__What you are asked to do__
The records that follow need to be output exactly as they are.

__Material to process__
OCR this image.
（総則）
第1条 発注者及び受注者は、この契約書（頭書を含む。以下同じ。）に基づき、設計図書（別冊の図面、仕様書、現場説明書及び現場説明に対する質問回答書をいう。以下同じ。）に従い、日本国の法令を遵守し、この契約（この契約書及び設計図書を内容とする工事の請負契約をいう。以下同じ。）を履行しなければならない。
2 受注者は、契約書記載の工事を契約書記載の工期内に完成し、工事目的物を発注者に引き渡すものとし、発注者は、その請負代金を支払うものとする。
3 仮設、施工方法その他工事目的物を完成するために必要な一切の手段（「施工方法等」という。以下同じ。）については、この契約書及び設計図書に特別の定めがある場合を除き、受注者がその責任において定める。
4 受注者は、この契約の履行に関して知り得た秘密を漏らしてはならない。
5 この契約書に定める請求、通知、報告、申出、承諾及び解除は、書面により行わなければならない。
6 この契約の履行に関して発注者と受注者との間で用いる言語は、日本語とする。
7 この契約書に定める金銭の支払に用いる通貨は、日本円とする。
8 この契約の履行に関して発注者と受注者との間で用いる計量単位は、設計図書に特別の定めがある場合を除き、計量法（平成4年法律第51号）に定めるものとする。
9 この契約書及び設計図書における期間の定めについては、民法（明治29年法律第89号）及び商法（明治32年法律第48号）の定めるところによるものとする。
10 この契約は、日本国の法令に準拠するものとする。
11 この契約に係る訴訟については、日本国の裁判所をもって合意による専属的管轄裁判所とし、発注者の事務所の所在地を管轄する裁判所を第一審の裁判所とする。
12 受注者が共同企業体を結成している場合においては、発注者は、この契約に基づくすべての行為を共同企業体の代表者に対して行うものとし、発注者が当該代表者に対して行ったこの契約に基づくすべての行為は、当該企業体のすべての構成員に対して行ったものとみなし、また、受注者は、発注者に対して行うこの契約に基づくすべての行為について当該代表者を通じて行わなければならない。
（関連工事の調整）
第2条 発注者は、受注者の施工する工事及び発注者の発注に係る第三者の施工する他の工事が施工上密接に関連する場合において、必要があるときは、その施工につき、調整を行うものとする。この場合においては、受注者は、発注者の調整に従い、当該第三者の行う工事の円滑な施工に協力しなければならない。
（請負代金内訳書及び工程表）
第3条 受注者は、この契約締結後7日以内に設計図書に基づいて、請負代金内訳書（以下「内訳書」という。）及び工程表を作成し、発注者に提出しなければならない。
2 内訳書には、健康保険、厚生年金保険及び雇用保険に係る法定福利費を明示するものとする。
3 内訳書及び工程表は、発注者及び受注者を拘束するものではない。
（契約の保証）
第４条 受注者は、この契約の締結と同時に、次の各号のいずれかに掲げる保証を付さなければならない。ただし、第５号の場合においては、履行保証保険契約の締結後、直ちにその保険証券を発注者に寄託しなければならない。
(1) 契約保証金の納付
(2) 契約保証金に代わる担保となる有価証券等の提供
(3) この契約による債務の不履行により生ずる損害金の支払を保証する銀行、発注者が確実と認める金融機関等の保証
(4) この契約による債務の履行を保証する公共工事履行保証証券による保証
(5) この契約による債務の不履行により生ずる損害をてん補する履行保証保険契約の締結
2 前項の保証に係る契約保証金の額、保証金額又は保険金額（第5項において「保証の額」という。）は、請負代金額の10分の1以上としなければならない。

__Complete output__
OCR this image.
（総則）
第1条 発注者及び受注者は、この契約書（頭書を含む。以下同じ。）に基づき、設計図書（別冊の図面、仕様書、現場説明書及び現場説明に対する質問回答書をいう。以下同じ。）に従い、日本国の法令を遵守し、この契約（この契約書及び設計図書を内容とする工事の請負契約をいう。以下同じ。）を履行しなければならない。
2 受注者は、契約書記載の工事を契約書記載の工期内に完成し、工事目的物を発注者に引き渡すものとし、発注者は、その請負代金を支払うものとする。
3 仮設、施工方法その他工事目的物を完成するために必要な一切の手段（「施工方法等」という。以下同じ。）については、この契約書及び設計図書に特別の定めがある場合を除き、受注者がその責任において定める。
4 受注者は、この契約の履行に関して知り得た秘密を漏らしてはならない。
5 この契約書に定める請求、通知、報告、申出、承諾及び解除は、書面により行わなければならない。
6 この契約の履行に関して発注者と受注者との間で用いる言語は、日本語とする。
7 この契約書に定める金銭の支払に用いる通貨は、日本円とする。
8 この契約の履行に関して発注者と受注者との間で用いる計量単位は、設計図書に特別の定めがある場合を除き、計量法（平成4年法律第51号）に定めるものとする。
9 この契約書及び設計図書における期間の定めについては、民法（明治29年法律第89号）及び商法（明治32年法律第48号）の定めるところによるものとする。
10 この契約は、日本国の法令に準拠するものとする。
11 この契約に係る訴訟については、日本国の裁判所をもって合意による専属的管轄裁判所とし、発注者の事務所の所在地を管轄する裁判所を第一審の裁判所とする。
12 受注者が共同企業体を結成している場合においては、発注者は、この契約に基づくすべての行為を共同企業体の代表者に対して行うものとし、発注者が当該代表者に対して行ったこの契約に基づくすべての行為は、当該企業体のすべての構成員に対して行ったものとみなし、また、受注者は、発注者に対して行うこの契約に基づくすべての行為について当該代表者を通じて行わなければならない。
（関連工事の調整）
第2条 発注者は、受注者の施工する工事及び発注者の発注に係る第三者の施工する他の工事が施工上密接に関連する場合において、必要があるときは、その施工につき、調整を行うものとする。この場合においては、受注者は、発注者の調整に従い、当該第三者の行う工事の円滑な施工に協力しなければならない。
（請負代金内訳書及び工程表）
第3条 受注者は、この契約締結後7日以内に設計図書に基づいて、請負代金内訳書（以下「内訳書」という。）及び工程表を作成し、発注者に提出しなければならない。
2 内訳書には、健康保険、厚生年金保険及び雇用保険に係る法定福利費を明示するものとする。
3 内訳書及び工程表は、発注者及び受注者を拘束するものではない。
（契約の保証）
第４条 受注者は、この契約の締結と同時に、次の各号のいずれかに掲げる保証を付さなければならない。ただし、第５号の場合においては、履行保証保険契約の締結後、直ちにその保険証券を発注者に寄託しなければならない。
(1) 契約保証金の納付
(2) 契約保証金に代わる担保となる有価証券等の提供
(3) この契約による債務の不履行により生ずる損害金の支払を保証する銀行、発注者が確実と認める金融機関等の保証
(4) この契約による債務の履行を保証する公共工事履行保証証券による保証
(5) この契約による債務の不履行により生ずる損害をてん補する履行保証保険契約の締結
2 前項の保証に係る契約保証金の額、保証金額又は保険金額（第5項において「保証の額」という。）は、請負代金額の10分の1以上としなければならない。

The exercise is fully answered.